*Problem statement*. Retype the material that follows, keeping every word as it is.

Stored dataset items:
>> Start

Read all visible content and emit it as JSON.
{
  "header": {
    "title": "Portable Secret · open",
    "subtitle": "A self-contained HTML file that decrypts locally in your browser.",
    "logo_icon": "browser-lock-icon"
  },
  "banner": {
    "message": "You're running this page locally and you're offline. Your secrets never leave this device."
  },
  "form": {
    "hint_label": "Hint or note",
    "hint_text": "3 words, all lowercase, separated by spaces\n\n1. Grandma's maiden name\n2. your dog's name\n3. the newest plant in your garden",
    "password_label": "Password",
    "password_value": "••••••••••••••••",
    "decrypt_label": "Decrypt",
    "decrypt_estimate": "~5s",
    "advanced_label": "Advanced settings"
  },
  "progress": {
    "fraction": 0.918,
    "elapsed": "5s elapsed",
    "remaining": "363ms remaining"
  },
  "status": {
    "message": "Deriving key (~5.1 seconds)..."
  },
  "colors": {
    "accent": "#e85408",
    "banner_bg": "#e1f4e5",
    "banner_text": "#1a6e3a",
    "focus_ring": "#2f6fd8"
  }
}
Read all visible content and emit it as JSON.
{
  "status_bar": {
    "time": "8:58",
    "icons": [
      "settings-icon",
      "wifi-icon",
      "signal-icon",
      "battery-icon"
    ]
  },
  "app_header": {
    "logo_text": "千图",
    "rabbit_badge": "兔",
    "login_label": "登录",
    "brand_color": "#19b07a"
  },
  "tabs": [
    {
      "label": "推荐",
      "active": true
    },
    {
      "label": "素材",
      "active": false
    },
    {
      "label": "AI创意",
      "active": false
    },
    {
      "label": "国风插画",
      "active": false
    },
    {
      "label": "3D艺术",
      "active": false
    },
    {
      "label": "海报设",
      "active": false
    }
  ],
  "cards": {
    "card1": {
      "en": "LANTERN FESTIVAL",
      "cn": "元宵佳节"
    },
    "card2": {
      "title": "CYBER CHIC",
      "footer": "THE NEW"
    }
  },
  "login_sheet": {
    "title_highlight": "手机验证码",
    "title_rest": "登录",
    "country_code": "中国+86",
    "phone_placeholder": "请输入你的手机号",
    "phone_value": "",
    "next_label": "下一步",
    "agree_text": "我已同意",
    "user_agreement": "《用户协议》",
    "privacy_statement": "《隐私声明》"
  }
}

>> End

*Problem solution*.
Read all visible content and emit it as JSON.
{
  "header": {
    "title": "Portable Secret · open",
    "subtitle": "A self-contained HTML file that decrypts locally in your browser.",
    "logo_icon": "browser-lock-icon"
  },
  "banner": {
    "message": "You're running this page locally and you're offline. Your secrets never leave this device."
  },
  "form": {
    "hint_label": "Hint or note",
    "hint_text": "3 words, all lowercase, separated by spaces\n\n1. Grandma's maiden name\n2. your dog's name\n3. the newest plant in your garden",
    "password_label": "Password",
    "password_value": "••••••••••••••••",
    "decrypt_label": "Decrypt",
    "decrypt_estimate": "~5s",
    "advanced_label": "Advanced settings"
  },
  "progress": {
    "fraction": 0.918,
    "elapsed": "5s elapsed",
    "remaining": "363ms remaining"
  },
  "status": {
    "message": "Deriving key (~5.1 seconds)..."
  },
  "colors": {
    "accent": "#e85408",
    "banner_bg": "#e1f4e5",
    "banner_text": "#1a6e3a",
    "focus_ring": "#2f6fd8"
  }
}
Read all visible content and emit it as JSON.
{
  "status_bar": {
    "time": "8:58",
    "icons": [
      "settings-icon",
      "wifi-icon",
      "signal-icon",
      "battery-icon"
    ]
  },
  "app_header": {
    "logo_text": "千图",
    "rabbit_badge": "兔",
    "login_label": "登录",
    "brand_color": "#19b07a"
  },
  "tabs": [
    {
      "label": "推荐",
      "active": true
    },
    {
      "label": "素材",
      "active": false
    },
    {
      "label": "AI创意",
      "active": false
    },
    {
      "label": "国风插画",
      "active": false
    },
    {
      "label": "3D艺术",
      "active": false
    },
    {
      "label": "海报设",
      "active": false
    }
  ],
  "cards": {
    "card1": {
      "en": "LANTERN FESTIVAL",
      "cn": "元宵佳节"
    },
    "card2": {
      "title": "CYBER CHIC",
      "footer": "THE NEW"
    }
  },
  "login_sheet": {
    "title_highlight": "手机验证码",
    "title_rest": "登录",
    "country_code": "中国+86",
    "phone_placeholder": "请输入你的手机号",
    "phone_value": "",
    "next_label": "下一步",
    "agree_text": "我已同意",
    "user_agreement": "《用户协议》",
    "privacy_statement": "《隐私声明》"
  }
}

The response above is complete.